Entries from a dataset
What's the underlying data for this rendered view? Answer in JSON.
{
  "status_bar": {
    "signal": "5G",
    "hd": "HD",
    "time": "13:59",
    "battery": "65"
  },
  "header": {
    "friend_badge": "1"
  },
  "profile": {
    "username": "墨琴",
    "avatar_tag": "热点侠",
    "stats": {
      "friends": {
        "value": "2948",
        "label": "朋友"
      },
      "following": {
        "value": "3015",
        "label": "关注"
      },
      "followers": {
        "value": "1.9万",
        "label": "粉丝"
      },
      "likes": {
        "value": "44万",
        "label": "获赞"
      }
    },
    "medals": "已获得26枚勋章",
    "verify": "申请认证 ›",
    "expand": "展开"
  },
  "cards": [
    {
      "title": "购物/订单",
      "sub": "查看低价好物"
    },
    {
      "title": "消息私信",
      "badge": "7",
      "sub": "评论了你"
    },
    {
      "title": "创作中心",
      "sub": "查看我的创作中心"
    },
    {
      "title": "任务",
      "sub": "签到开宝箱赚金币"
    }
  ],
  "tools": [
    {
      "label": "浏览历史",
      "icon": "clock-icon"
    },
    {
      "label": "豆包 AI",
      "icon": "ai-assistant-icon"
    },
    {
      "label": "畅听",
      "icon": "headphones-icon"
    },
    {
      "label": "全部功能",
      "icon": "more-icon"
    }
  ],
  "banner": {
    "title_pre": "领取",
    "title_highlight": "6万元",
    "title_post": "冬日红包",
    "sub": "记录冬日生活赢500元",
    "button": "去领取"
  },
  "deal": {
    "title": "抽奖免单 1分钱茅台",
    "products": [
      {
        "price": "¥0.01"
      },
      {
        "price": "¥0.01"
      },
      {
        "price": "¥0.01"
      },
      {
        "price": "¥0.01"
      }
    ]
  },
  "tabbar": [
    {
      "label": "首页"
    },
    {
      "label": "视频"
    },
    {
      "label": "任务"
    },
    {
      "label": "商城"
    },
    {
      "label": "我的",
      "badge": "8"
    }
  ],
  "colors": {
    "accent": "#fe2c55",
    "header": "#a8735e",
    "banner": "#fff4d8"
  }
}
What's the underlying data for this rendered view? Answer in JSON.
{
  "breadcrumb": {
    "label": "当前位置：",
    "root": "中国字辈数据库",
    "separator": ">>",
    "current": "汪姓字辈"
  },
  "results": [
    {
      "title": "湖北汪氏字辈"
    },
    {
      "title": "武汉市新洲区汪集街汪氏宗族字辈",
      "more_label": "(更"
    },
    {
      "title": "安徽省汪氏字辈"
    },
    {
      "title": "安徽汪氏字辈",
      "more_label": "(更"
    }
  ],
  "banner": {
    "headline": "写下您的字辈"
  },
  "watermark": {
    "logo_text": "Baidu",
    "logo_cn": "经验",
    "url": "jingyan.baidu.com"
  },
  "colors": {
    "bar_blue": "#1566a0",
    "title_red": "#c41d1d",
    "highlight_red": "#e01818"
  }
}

* _What is expected_
Transcribe the records above exactly as they appear.

* _Response to this task_
What's the underlying data for this rendered view? Answer in JSON.
{
  "status_bar": {
    "signal": "5G",
    "hd": "HD",
    "time": "13:59",
    "battery": "65"
  },
  "header": {
    "friend_badge": "1"
  },
  "profile": {
    "username": "墨琴",
    "avatar_tag": "热点侠",
    "stats": {
      "friends": {
        "value": "2948",
        "label": "朋友"
      },
      "following": {
        "value": "3015",
        "label": "关注"
      },
      "followers": {
        "value": "1.9万",
        "label": "粉丝"
      },
      "likes": {
        "value": "44万",
        "label": "获赞"
      }
    },
    "medals": "已获得26枚勋章",
    "verify": "申请认证 ›",
    "expand": "展开"
  },
  "cards": [
    {
      "title": "购物/订单",
      "sub": "查看低价好物"
    },
    {
      "title": "消息私信",
      "badge": "7",
      "sub": "评论了你"
    },
    {
      "title": "创作中心",
      "sub": "查看我的创作中心"
    },
    {
      "title": "任务",
      "sub": "签到开宝箱赚金币"
    }
  ],
  "tools": [
    {
      "label": "浏览历史",
      "icon": "clock-icon"
    },
    {
      "label": "豆包 AI",
      "icon": "ai-assistant-icon"
    },
    {
      "label": "畅听",
      "icon": "headphones-icon"
    },
    {
      "label": "全部功能",
      "icon": "more-icon"
    }
  ],
  "banner": {
    "title_pre": "领取",
    "title_highlight": "6万元",
    "title_post": "冬日红包",
    "sub": "记录冬日生活赢500元",
    "button": "去领取"
  },
  "deal": {
    "title": "抽奖免单 1分钱茅台",
    "products": [
      {
        "price": "¥0.01"
      },
      {
        "price": "¥0.01"
      },
      {
        "price": "¥0.01"
      },
      {
        "price": "¥0.01"
      }
    ]
  },
  "tabbar": [
    {
      "label": "首页"
    },
    {
      "label": "视频"
    },
    {
      "label": "任务"
    },
    {
      "label": "商城"
    },
    {
      "label": "我的",
      "badge": "8"
    }
  ],
  "colors": {
    "accent": "#fe2c55",
    "header": "#a8735e",
    "banner": "#fff4d8"
  }
}
What's the underlying data for this rendered view? Answer in JSON.
{
  "breadcrumb": {
    "label": "当前位置：",
    "root": "中国字辈数据库",
    "separator": ">>",
    "current": "汪姓字辈"
  },
  "results": [
    {
      "title": "湖北汪氏字辈"
    },
    {
      "title": "武汉市新洲区汪集街汪氏宗族字辈",
      "more_label": "(更"
    },
    {
      "title": "安徽省汪氏字辈"
    },
    {
      "title": "安徽汪氏字辈",
      "more_label": "(更"
    }
  ],
  "banner": {
    "headline": "写下您的字辈"
  },
  "watermark": {
    "logo_text": "Baidu",
    "logo_cn": "经验",
    "url": "jingyan.baidu.com"
  },
  "colors": {
    "bar_blue": "#1566a0",
    "title_red": "#c41d1d",
    "highlight_red": "#e01818"
  }
}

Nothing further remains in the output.